(Stored entries)
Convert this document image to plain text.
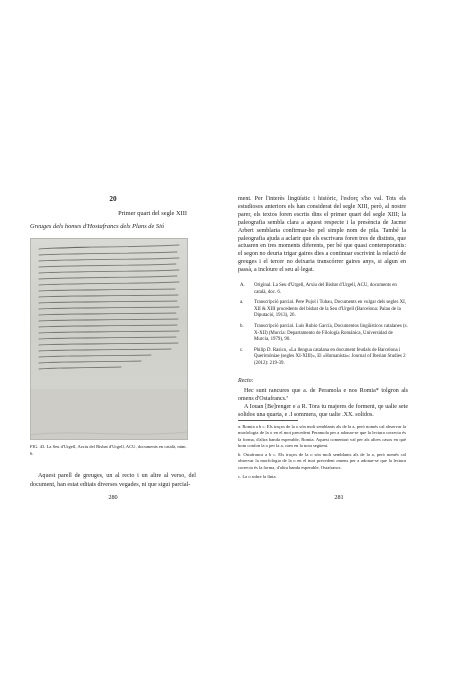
20
Primer quart del segle XIII
Greuges dels homes d'Hostafrancs dels Plans de Sió
FIG. 43. La Seu d'Urgell, Arxiu del Bisbat d'Urgell, ACU, documents en català, núm. 6.
Aquest parell de greuges, un al recto i un altre al verso, del document, han estat editats diverses vegades, ni que sigui parcial-
280
ment. Per l'interès lingüístic i històric, l'esforç s'ho val. Tots els estudiosos anteriors els han considerat del segle XIII, però, al nostre parer, els textos foren escrits dins el primer quart del segle XIII; la paleografia sembla clara a aquest respecte i la presència de Jacme Arbert semblaria confirmar-ho pel simple nom de pila. També la paleografia ajuda a aclarir que els escrivans foren tres de distints, que actuaren en tres moments diferents, per bé que quasi contemporanis: el segon no deuria trigar gaires dies a continuar escrivint la relació de greuges i el tercer no deixaria transcórrer gaires anys, si algun en passà, a incloure el seu al·legat.
A.	Original. La Seu d'Urgell, Arxiu del Bisbat d'Urgell, ACU, documents en català, doc. 6.
a.	Transcripció parcial. Pere Pujol i Tubau, Documents en vulgar dels segles XI, XII & XIII procedents del bisbat de la Seu d'Urgell (Barcelona: Palau de la Diputació, 1913), 26.
b.	Transcripció parcial. Luis Rubio García, Documentos lingüísticos catalanes (s. X-XII) (Murcia: Departamento de Filología Románica, Universidad de Murcia, 1979), 90.
c.	Philip D. Rasico, «La llengua catalana en document feudals de Barcelona i Querimòniae (segles XI-XIII)», El «Humanista»: Journal of Iberian Studies 2 (2012): 219-39.
Recto:

Hec sunt rancures que a. de Peramola e nos Romia* tolgron als omens d'Ostafrancs.ª

A Iouan [Be]renger e a R. Tora tu majeres de forment, qe ualie sete solidos una quarta, e .I sommera, que ualie .XX. solidos.

a. Romia a b c. Els traços de la o són molt semblants als de la a, però només cal observar la morfologia de la o en el mot precedent Peramola per a adonar-se que la lectura correcta és la forma, d'altra banda esperable, Romia. Aquest comentari val per als altres casos en què hom confon la o per la a, com en la nota següent.

b. Ostafranca a b c. Els traços de la o són molt semblants als de la a, però només cal observar la morfologia de la o en el mot precedent omens per a adonar-se que la lectura correcta és la forma, d'altra banda esperable, Ostafrancs.

c. La o sobre la línia.

281
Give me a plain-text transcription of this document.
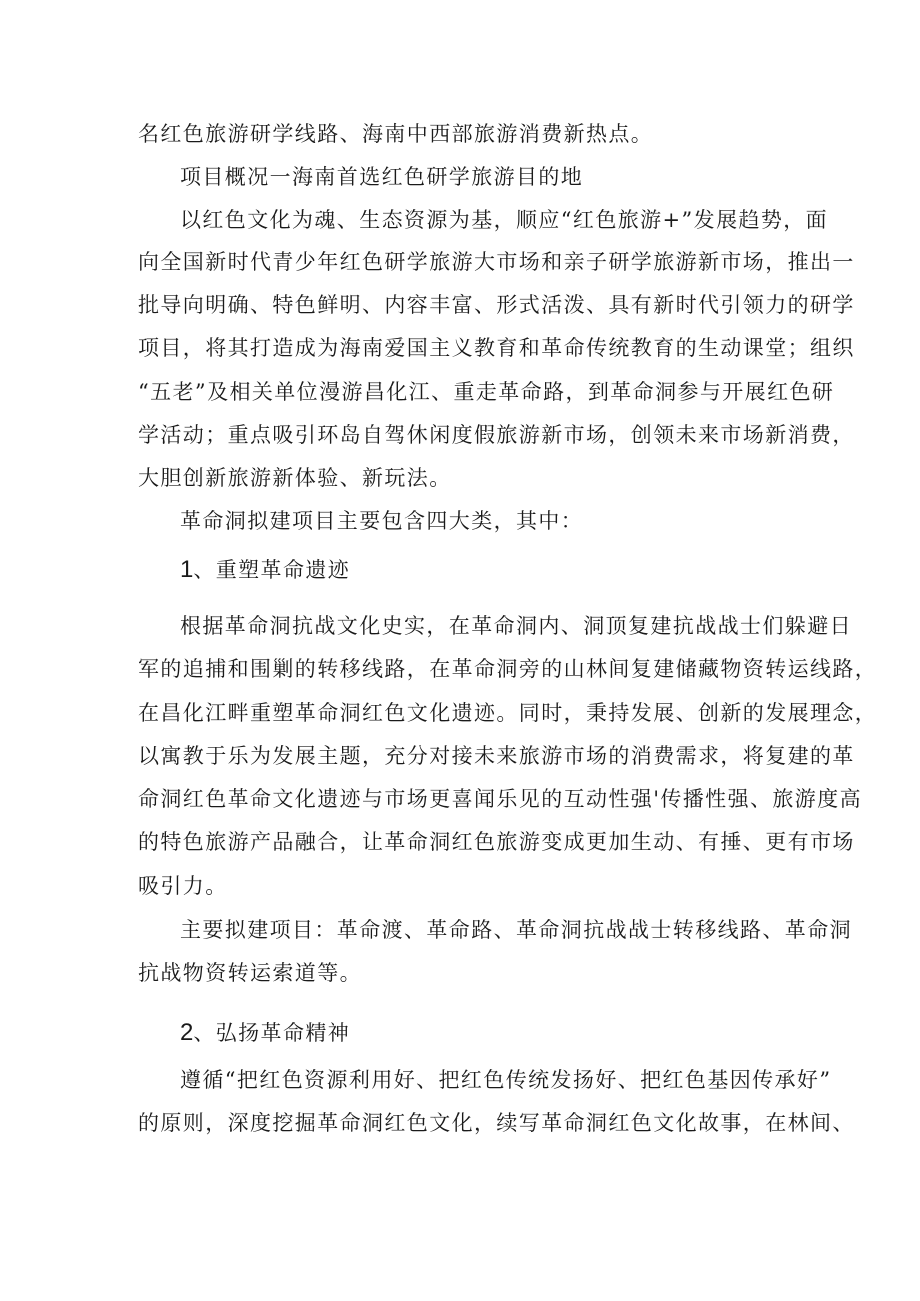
名红色旅游研学线路、海南中西部旅游消费新热点。
项目概况一海南首选红色研学旅游目的地
以红色文化为魂、生态资源为基，顺应“红色旅游+”发展趋势，面
向全国新时代青少年红色研学旅游大市场和亲子研学旅游新市场，推出一
批导向明确、特色鲜明、内容丰富、形式活泼、具有新时代引领力的研学
项目，将其打造成为海南爱国主义教育和革命传统教育的生动课堂；组织
“五老”及相关单位漫游昌化江、重走革命路，到革命洞参与开展红色研
学活动；重点吸引环岛自驾休闲度假旅游新市场，创领未来市场新消费，
大胆创新旅游新体验、新玩法。
革命洞拟建项目主要包含四大类，其中：
1、重塑革命遗迹
根据革命洞抗战文化史实，在革命洞内、洞顶复建抗战战士们躲避日
军的追捕和围剿的转移线路，在革命洞旁的山林间复建储藏物资转运线路，
在昌化江畔重塑革命洞红色文化遗迹。同时，秉持发展、创新的发展理念，
以寓教于乐为发展主题，充分对接未来旅游市场的消费需求，将复建的革
命洞红色革命文化遗迹与市场更喜闻乐见的互动性强'传播性强、旅游度高
的特色旅游产品融合，让革命洞红色旅游变成更加生动、有捶、更有市场
吸引力。
主要拟建项目：革命渡、革命路、革命洞抗战战士转移线路、革命洞
抗战物资转运索道等。
2、弘扬革命精神
遵循“把红色资源利用好、把红色传统发扬好、把红色基因传承好”
的原则，深度挖掘革命洞红色文化，续写革命洞红色文化故事，在林间、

[Exercise]:
Extract, verbatim and alone, the lines from the line that contains "Give me a plain-text" to the last line of the records, inclusive; drop any picture.

[Response]:
Give me a plain-text transcription of this document.
名红色旅游研学线路、海南中西部旅游消费新热点。
项目概况一海南首选红色研学旅游目的地
以红色文化为魂、生态资源为基，顺应“红色旅游+”发展趋势，面
向全国新时代青少年红色研学旅游大市场和亲子研学旅游新市场，推出一
批导向明确、特色鲜明、内容丰富、形式活泼、具有新时代引领力的研学
项目，将其打造成为海南爱国主义教育和革命传统教育的生动课堂；组织
“五老”及相关单位漫游昌化江、重走革命路，到革命洞参与开展红色研
学活动；重点吸引环岛自驾休闲度假旅游新市场，创领未来市场新消费，
大胆创新旅游新体验、新玩法。
革命洞拟建项目主要包含四大类，其中：
1、重塑革命遗迹
根据革命洞抗战文化史实，在革命洞内、洞顶复建抗战战士们躲避日
军的追捕和围剿的转移线路，在革命洞旁的山林间复建储藏物资转运线路，
在昌化江畔重塑革命洞红色文化遗迹。同时，秉持发展、创新的发展理念，
以寓教于乐为发展主题，充分对接未来旅游市场的消费需求，将复建的革
命洞红色革命文化遗迹与市场更喜闻乐见的互动性强'传播性强、旅游度高
的特色旅游产品融合，让革命洞红色旅游变成更加生动、有捶、更有市场
吸引力。
主要拟建项目：革命渡、革命路、革命洞抗战战士转移线路、革命洞
抗战物资转运索道等。
2、弘扬革命精神
遵循“把红色资源利用好、把红色传统发扬好、把红色基因传承好”
的原则，深度挖掘革命洞红色文化，续写革命洞红色文化故事，在林间、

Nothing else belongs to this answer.